● **Your goal**: Return the data exactly, with all pictures removed.
━━━ Data supplied ━━━
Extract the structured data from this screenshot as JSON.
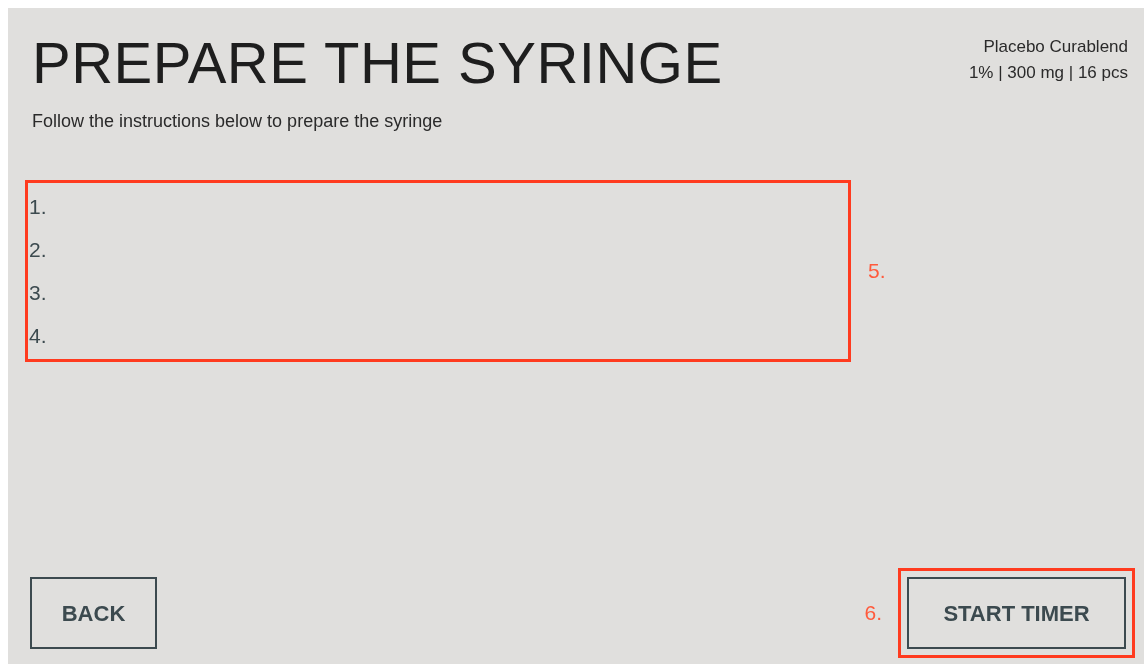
{
  "header": {
    "title": "PREPARE THE SYRINGE",
    "subtitle": "Follow the instructions below to prepare the syringe"
  },
  "product": {
    "name": "Placebo Curablend",
    "details": "1% | 300 mg | 16 pcs"
  },
  "steps": [
    "1.",
    "2.",
    "3.",
    "4."
  ],
  "annotations": {
    "steps": "5.",
    "start_button": "6."
  },
  "buttons": {
    "back": "BACK",
    "start": "START TIMER"
  }
}
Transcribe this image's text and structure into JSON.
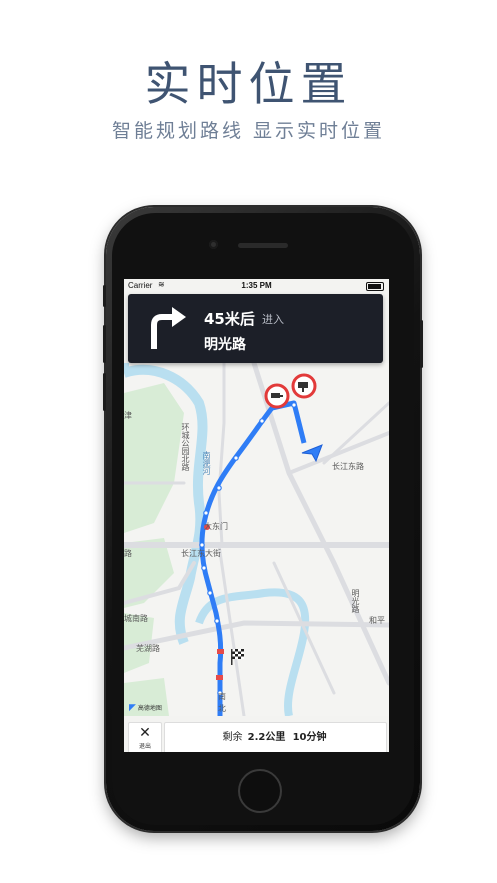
{
  "headline": "实时位置",
  "subheadline": "智能规划路线 显示实时位置",
  "status_bar": {
    "carrier": "Carrier",
    "time": "1:35 PM"
  },
  "navigation": {
    "distance": "45米后",
    "action": "进入",
    "road": "明光路",
    "turn_icon": "turn-right-arrow"
  },
  "map_labels": {
    "huancheng": "环城公园北路",
    "nanfei": "南淝河",
    "changjiang_east_road": "长江东路",
    "dadongmen": "大东门",
    "changjiang_east_street": "长江东大街",
    "wuhu_road": "芜湖路",
    "chengnan_road": "城南路",
    "mingguang_road": "明光路",
    "heping": "和平",
    "jin": "津",
    "road_a": "路",
    "north": "北",
    "south": "南",
    "dong": "东"
  },
  "map_logo": "高德地图",
  "bottom": {
    "exit_label": "退出",
    "remain_label": "剩余",
    "remain_distance": "2.2公里",
    "remain_time": "10分钟"
  },
  "colors": {
    "route": "#2f7df6",
    "nav_card": "#1c1f28",
    "headline": "#3f5472"
  }
}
━━━
● **Exercise response**:
Extract the structured data from this screenshot as JSON.
{
  "header": {
    "title": "PREPARE THE SYRINGE",
    "subtitle": "Follow the instructions below to prepare the syringe"
  },
  "product": {
    "name": "Placebo Curablend",
    "details": "1% | 300 mg | 16 pcs"
  },
  "steps": [
    "1.",
    "2.",
    "3.",
    "4."
  ],
  "annotations": {
    "steps": "5.",
    "start_button": "6."
  },
  "buttons": {
    "back": "BACK",
    "start": "START TIMER"
  }
}
Transcribe this image's text and structure into JSON.
{
  "headline": "实时位置",
  "subheadline": "智能规划路线 显示实时位置",
  "status_bar": {
    "carrier": "Carrier",
    "time": "1:35 PM"
  },
  "navigation": {
    "distance": "45米后",
    "action": "进入",
    "road": "明光路",
    "turn_icon": "turn-right-arrow"
  },
  "map_labels": {
    "huancheng": "环城公园北路",
    "nanfei": "南淝河",
    "changjiang_east_road": "长江东路",
    "dadongmen": "大东门",
    "changjiang_east_street": "长江东大街",
    "wuhu_road": "芜湖路",
    "chengnan_road": "城南路",
    "mingguang_road": "明光路",
    "heping": "和平",
    "jin": "津",
    "road_a": "路",
    "north": "北",
    "south": "南",
    "dong": "东"
  },
  "map_logo": "高德地图",
  "bottom": {
    "exit_label": "退出",
    "remain_label": "剩余",
    "remain_distance": "2.2公里",
    "remain_time": "10分钟"
  },
  "colors": {
    "route": "#2f7df6",
    "nav_card": "#1c1f28",
    "headline": "#3f5472"
  }
}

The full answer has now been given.